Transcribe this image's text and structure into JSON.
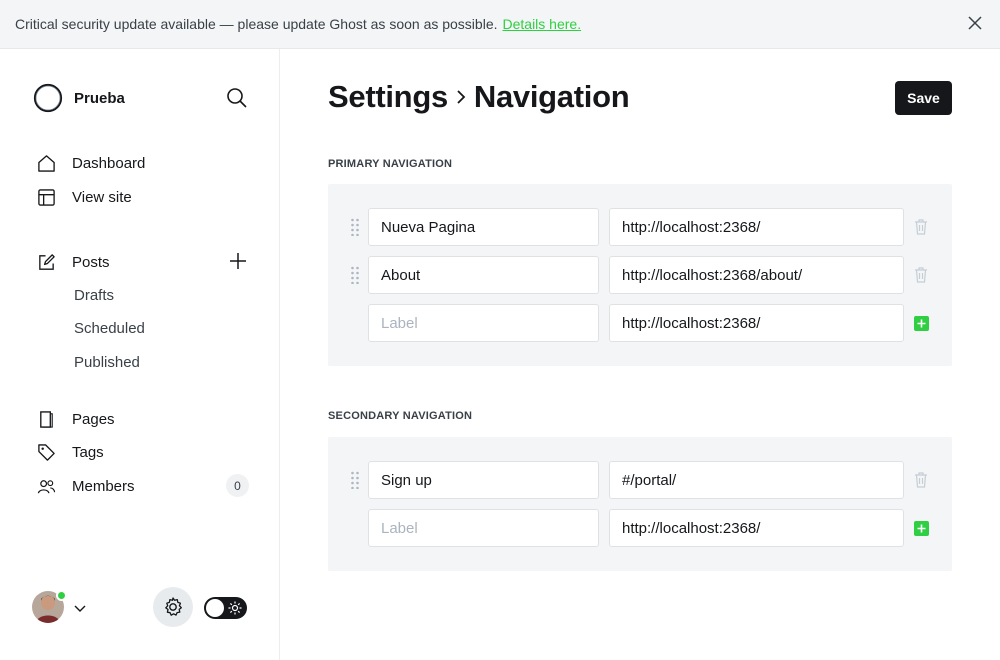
{
  "banner": {
    "message": "Critical security update available — please update Ghost as soon as possible.",
    "link_text": "Details here."
  },
  "sidebar": {
    "site_name": "Prueba",
    "items": [
      {
        "label": "Dashboard",
        "icon": "house-icon"
      },
      {
        "label": "View site",
        "icon": "layout-icon"
      },
      {
        "label": "Posts",
        "icon": "pencil-square-icon"
      },
      {
        "label": "Pages",
        "icon": "pages-icon"
      },
      {
        "label": "Tags",
        "icon": "tag-icon"
      },
      {
        "label": "Members",
        "icon": "users-icon"
      }
    ],
    "post_subitems": [
      "Drafts",
      "Scheduled",
      "Published"
    ],
    "members_count": "0"
  },
  "main": {
    "breadcrumb_parent": "Settings",
    "breadcrumb_current": "Navigation",
    "save_label": "Save",
    "primary": {
      "heading": "PRIMARY NAVIGATION",
      "rows": [
        {
          "label": "Nueva Pagina",
          "url": "http://localhost:2368/"
        },
        {
          "label": "About",
          "url": "http://localhost:2368/about/"
        }
      ],
      "new_row": {
        "label_placeholder": "Label",
        "url": "http://localhost:2368/"
      }
    },
    "secondary": {
      "heading": "SECONDARY NAVIGATION",
      "rows": [
        {
          "label": "Sign up",
          "url": "#/portal/"
        }
      ],
      "new_row": {
        "label_placeholder": "Label",
        "url": "http://localhost:2368/"
      }
    }
  },
  "colors": {
    "accent": "#30cf43",
    "dark": "#15171a",
    "panel": "#f4f5f6"
  }
}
--*--
Exercise: Do not include the images; transcribe the rest of the listing exactly.

Answer below:
Transcribe this image's text and structure into JSON.
{
  "banner": {
    "message": "Critical security update available — please update Ghost as soon as possible.",
    "link_text": "Details here."
  },
  "sidebar": {
    "site_name": "Prueba",
    "items": [
      {
        "label": "Dashboard",
        "icon": "house-icon"
      },
      {
        "label": "View site",
        "icon": "layout-icon"
      },
      {
        "label": "Posts",
        "icon": "pencil-square-icon"
      },
      {
        "label": "Pages",
        "icon": "pages-icon"
      },
      {
        "label": "Tags",
        "icon": "tag-icon"
      },
      {
        "label": "Members",
        "icon": "users-icon"
      }
    ],
    "post_subitems": [
      "Drafts",
      "Scheduled",
      "Published"
    ],
    "members_count": "0"
  },
  "main": {
    "breadcrumb_parent": "Settings",
    "breadcrumb_current": "Navigation",
    "save_label": "Save",
    "primary": {
      "heading": "PRIMARY NAVIGATION",
      "rows": [
        {
          "label": "Nueva Pagina",
          "url": "http://localhost:2368/"
        },
        {
          "label": "About",
          "url": "http://localhost:2368/about/"
        }
      ],
      "new_row": {
        "label_placeholder": "Label",
        "url": "http://localhost:2368/"
      }
    },
    "secondary": {
      "heading": "SECONDARY NAVIGATION",
      "rows": [
        {
          "label": "Sign up",
          "url": "#/portal/"
        }
      ],
      "new_row": {
        "label_placeholder": "Label",
        "url": "http://localhost:2368/"
      }
    }
  },
  "colors": {
    "accent": "#30cf43",
    "dark": "#15171a",
    "panel": "#f4f5f6"
  }
}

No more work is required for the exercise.